Records
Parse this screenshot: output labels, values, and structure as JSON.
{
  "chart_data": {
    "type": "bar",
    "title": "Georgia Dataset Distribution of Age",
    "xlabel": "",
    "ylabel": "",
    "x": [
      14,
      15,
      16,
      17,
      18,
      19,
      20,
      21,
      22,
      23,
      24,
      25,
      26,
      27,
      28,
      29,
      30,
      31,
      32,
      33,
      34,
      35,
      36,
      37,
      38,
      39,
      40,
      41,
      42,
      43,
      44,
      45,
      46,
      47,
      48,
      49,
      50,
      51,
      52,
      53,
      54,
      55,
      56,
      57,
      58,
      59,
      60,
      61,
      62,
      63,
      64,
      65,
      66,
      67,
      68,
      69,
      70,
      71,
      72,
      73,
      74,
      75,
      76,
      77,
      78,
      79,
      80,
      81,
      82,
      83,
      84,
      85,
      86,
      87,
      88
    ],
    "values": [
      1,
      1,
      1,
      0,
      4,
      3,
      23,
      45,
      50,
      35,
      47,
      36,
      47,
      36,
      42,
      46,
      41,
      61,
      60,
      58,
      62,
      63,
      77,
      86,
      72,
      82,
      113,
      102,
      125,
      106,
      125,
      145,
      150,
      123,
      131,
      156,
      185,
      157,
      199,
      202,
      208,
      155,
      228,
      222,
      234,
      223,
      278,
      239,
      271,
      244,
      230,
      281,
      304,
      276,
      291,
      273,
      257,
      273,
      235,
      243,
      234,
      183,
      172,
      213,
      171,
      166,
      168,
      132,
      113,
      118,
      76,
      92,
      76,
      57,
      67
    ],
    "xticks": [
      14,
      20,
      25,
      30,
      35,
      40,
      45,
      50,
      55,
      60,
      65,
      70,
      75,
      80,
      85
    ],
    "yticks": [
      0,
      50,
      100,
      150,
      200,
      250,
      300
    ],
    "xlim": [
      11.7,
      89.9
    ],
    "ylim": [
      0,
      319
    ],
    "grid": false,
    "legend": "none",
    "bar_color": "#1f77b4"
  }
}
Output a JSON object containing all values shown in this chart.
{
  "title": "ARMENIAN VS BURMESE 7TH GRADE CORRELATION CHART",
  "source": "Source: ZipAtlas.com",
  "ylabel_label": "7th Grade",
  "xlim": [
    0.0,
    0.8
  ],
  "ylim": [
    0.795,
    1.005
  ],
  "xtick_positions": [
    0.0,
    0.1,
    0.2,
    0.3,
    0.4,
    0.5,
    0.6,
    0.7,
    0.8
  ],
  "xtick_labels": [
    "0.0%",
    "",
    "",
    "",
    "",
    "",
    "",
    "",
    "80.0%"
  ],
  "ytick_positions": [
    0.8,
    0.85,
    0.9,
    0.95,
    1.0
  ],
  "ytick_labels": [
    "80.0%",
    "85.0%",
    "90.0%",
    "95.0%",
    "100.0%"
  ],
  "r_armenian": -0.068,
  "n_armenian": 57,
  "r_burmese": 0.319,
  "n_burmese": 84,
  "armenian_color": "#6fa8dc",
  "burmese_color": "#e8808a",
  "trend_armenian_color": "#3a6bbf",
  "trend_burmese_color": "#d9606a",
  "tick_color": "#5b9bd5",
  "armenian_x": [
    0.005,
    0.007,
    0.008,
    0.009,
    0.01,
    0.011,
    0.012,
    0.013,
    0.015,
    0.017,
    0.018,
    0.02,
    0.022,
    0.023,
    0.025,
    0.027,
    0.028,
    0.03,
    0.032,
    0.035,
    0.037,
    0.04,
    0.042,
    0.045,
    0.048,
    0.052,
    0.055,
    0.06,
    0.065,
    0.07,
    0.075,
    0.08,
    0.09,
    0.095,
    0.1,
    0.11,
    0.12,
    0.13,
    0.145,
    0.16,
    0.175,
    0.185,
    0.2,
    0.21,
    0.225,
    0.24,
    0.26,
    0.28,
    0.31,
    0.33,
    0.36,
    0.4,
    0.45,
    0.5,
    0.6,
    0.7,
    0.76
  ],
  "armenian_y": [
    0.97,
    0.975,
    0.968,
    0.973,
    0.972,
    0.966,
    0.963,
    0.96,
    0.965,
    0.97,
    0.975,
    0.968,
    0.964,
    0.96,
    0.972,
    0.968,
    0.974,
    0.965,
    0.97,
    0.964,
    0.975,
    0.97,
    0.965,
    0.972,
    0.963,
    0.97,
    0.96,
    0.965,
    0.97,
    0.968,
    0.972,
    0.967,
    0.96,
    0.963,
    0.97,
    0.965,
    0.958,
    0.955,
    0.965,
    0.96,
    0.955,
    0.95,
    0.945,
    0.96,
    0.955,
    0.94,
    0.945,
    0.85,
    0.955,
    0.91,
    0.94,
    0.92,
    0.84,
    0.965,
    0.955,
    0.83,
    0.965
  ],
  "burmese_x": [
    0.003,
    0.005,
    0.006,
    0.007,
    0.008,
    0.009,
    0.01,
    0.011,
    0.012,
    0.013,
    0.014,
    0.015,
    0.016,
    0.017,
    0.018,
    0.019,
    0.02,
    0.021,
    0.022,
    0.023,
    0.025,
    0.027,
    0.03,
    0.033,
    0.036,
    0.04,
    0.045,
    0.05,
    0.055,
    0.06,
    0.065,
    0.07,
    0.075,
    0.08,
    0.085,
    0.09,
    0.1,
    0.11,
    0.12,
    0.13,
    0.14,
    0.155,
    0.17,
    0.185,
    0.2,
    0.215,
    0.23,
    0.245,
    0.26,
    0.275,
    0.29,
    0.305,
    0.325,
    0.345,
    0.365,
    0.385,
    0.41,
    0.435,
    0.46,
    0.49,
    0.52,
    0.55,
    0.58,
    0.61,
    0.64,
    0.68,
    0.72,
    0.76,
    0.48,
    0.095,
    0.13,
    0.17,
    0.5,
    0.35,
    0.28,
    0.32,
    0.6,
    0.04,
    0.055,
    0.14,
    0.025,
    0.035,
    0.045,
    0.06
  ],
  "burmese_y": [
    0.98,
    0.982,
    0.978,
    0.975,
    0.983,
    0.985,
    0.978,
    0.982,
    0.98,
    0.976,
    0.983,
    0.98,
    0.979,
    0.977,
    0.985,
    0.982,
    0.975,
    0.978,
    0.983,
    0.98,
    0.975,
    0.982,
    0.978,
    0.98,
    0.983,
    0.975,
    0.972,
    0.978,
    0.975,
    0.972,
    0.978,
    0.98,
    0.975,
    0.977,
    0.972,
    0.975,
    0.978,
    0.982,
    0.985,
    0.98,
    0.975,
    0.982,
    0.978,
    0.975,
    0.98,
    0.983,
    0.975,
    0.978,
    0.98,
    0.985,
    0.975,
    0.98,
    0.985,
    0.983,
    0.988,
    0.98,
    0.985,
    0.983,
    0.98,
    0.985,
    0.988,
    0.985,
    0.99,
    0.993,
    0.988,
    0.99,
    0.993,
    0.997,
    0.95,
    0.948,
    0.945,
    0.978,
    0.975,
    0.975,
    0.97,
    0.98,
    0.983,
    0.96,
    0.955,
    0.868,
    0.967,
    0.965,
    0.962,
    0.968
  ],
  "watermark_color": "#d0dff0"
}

> Task goal
Set down all of the data above, word for word.

> Answer for this exercise
Parse this screenshot: output labels, values, and structure as JSON.
{
  "chart_data": {
    "type": "bar",
    "title": "Georgia Dataset Distribution of Age",
    "xlabel": "",
    "ylabel": "",
    "x": [
      14,
      15,
      16,
      17,
      18,
      19,
      20,
      21,
      22,
      23,
      24,
      25,
      26,
      27,
      28,
      29,
      30,
      31,
      32,
      33,
      34,
      35,
      36,
      37,
      38,
      39,
      40,
      41,
      42,
      43,
      44,
      45,
      46,
      47,
      48,
      49,
      50,
      51,
      52,
      53,
      54,
      55,
      56,
      57,
      58,
      59,
      60,
      61,
      62,
      63,
      64,
      65,
      66,
      67,
      68,
      69,
      70,
      71,
      72,
      73,
      74,
      75,
      76,
      77,
      78,
      79,
      80,
      81,
      82,
      83,
      84,
      85,
      86,
      87,
      88
    ],
    "values": [
      1,
      1,
      1,
      0,
      4,
      3,
      23,
      45,
      50,
      35,
      47,
      36,
      47,
      36,
      42,
      46,
      41,
      61,
      60,
      58,
      62,
      63,
      77,
      86,
      72,
      82,
      113,
      102,
      125,
      106,
      125,
      145,
      150,
      123,
      131,
      156,
      185,
      157,
      199,
      202,
      208,
      155,
      228,
      222,
      234,
      223,
      278,
      239,
      271,
      244,
      230,
      281,
      304,
      276,
      291,
      273,
      257,
      273,
      235,
      243,
      234,
      183,
      172,
      213,
      171,
      166,
      168,
      132,
      113,
      118,
      76,
      92,
      76,
      57,
      67
    ],
    "xticks": [
      14,
      20,
      25,
      30,
      35,
      40,
      45,
      50,
      55,
      60,
      65,
      70,
      75,
      80,
      85
    ],
    "yticks": [
      0,
      50,
      100,
      150,
      200,
      250,
      300
    ],
    "xlim": [
      11.7,
      89.9
    ],
    "ylim": [
      0,
      319
    ],
    "grid": false,
    "legend": "none",
    "bar_color": "#1f77b4"
  }
}
Output a JSON object containing all values shown in this chart.
{
  "title": "ARMENIAN VS BURMESE 7TH GRADE CORRELATION CHART",
  "source": "Source: ZipAtlas.com",
  "ylabel_label": "7th Grade",
  "xlim": [
    0.0,
    0.8
  ],
  "ylim": [
    0.795,
    1.005
  ],
  "xtick_positions": [
    0.0,
    0.1,
    0.2,
    0.3,
    0.4,
    0.5,
    0.6,
    0.7,
    0.8
  ],
  "xtick_labels": [
    "0.0%",
    "",
    "",
    "",
    "",
    "",
    "",
    "",
    "80.0%"
  ],
  "ytick_positions": [
    0.8,
    0.85,
    0.9,
    0.95,
    1.0
  ],
  "ytick_labels": [
    "80.0%",
    "85.0%",
    "90.0%",
    "95.0%",
    "100.0%"
  ],
  "r_armenian": -0.068,
  "n_armenian": 57,
  "r_burmese": 0.319,
  "n_burmese": 84,
  "armenian_color": "#6fa8dc",
  "burmese_color": "#e8808a",
  "trend_armenian_color": "#3a6bbf",
  "trend_burmese_color": "#d9606a",
  "tick_color": "#5b9bd5",
  "armenian_x": [
    0.005,
    0.007,
    0.008,
    0.009,
    0.01,
    0.011,
    0.012,
    0.013,
    0.015,
    0.017,
    0.018,
    0.02,
    0.022,
    0.023,
    0.025,
    0.027,
    0.028,
    0.03,
    0.032,
    0.035,
    0.037,
    0.04,
    0.042,
    0.045,
    0.048,
    0.052,
    0.055,
    0.06,
    0.065,
    0.07,
    0.075,
    0.08,
    0.09,
    0.095,
    0.1,
    0.11,
    0.12,
    0.13,
    0.145,
    0.16,
    0.175,
    0.185,
    0.2,
    0.21,
    0.225,
    0.24,
    0.26,
    0.28,
    0.31,
    0.33,
    0.36,
    0.4,
    0.45,
    0.5,
    0.6,
    0.7,
    0.76
  ],
  "armenian_y": [
    0.97,
    0.975,
    0.968,
    0.973,
    0.972,
    0.966,
    0.963,
    0.96,
    0.965,
    0.97,
    0.975,
    0.968,
    0.964,
    0.96,
    0.972,
    0.968,
    0.974,
    0.965,
    0.97,
    0.964,
    0.975,
    0.97,
    0.965,
    0.972,
    0.963,
    0.97,
    0.96,
    0.965,
    0.97,
    0.968,
    0.972,
    0.967,
    0.96,
    0.963,
    0.97,
    0.965,
    0.958,
    0.955,
    0.965,
    0.96,
    0.955,
    0.95,
    0.945,
    0.96,
    0.955,
    0.94,
    0.945,
    0.85,
    0.955,
    0.91,
    0.94,
    0.92,
    0.84,
    0.965,
    0.955,
    0.83,
    0.965
  ],
  "burmese_x": [
    0.003,
    0.005,
    0.006,
    0.007,
    0.008,
    0.009,
    0.01,
    0.011,
    0.012,
    0.013,
    0.014,
    0.015,
    0.016,
    0.017,
    0.018,
    0.019,
    0.02,
    0.021,
    0.022,
    0.023,
    0.025,
    0.027,
    0.03,
    0.033,
    0.036,
    0.04,
    0.045,
    0.05,
    0.055,
    0.06,
    0.065,
    0.07,
    0.075,
    0.08,
    0.085,
    0.09,
    0.1,
    0.11,
    0.12,
    0.13,
    0.14,
    0.155,
    0.17,
    0.185,
    0.2,
    0.215,
    0.23,
    0.245,
    0.26,
    0.275,
    0.29,
    0.305,
    0.325,
    0.345,
    0.365,
    0.385,
    0.41,
    0.435,
    0.46,
    0.49,
    0.52,
    0.55,
    0.58,
    0.61,
    0.64,
    0.68,
    0.72,
    0.76,
    0.48,
    0.095,
    0.13,
    0.17,
    0.5,
    0.35,
    0.28,
    0.32,
    0.6,
    0.04,
    0.055,
    0.14,
    0.025,
    0.035,
    0.045,
    0.06
  ],
  "burmese_y": [
    0.98,
    0.982,
    0.978,
    0.975,
    0.983,
    0.985,
    0.978,
    0.982,
    0.98,
    0.976,
    0.983,
    0.98,
    0.979,
    0.977,
    0.985,
    0.982,
    0.975,
    0.978,
    0.983,
    0.98,
    0.975,
    0.982,
    0.978,
    0.98,
    0.983,
    0.975,
    0.972,
    0.978,
    0.975,
    0.972,
    0.978,
    0.98,
    0.975,
    0.977,
    0.972,
    0.975,
    0.978,
    0.982,
    0.985,
    0.98,
    0.975,
    0.982,
    0.978,
    0.975,
    0.98,
    0.983,
    0.975,
    0.978,
    0.98,
    0.985,
    0.975,
    0.98,
    0.985,
    0.983,
    0.988,
    0.98,
    0.985,
    0.983,
    0.98,
    0.985,
    0.988,
    0.985,
    0.99,
    0.993,
    0.988,
    0.99,
    0.993,
    0.997,
    0.95,
    0.948,
    0.945,
    0.978,
    0.975,
    0.975,
    0.97,
    0.98,
    0.983,
    0.96,
    0.955,
    0.868,
    0.967,
    0.965,
    0.962,
    0.968
  ],
  "watermark_color": "#d0dff0"
}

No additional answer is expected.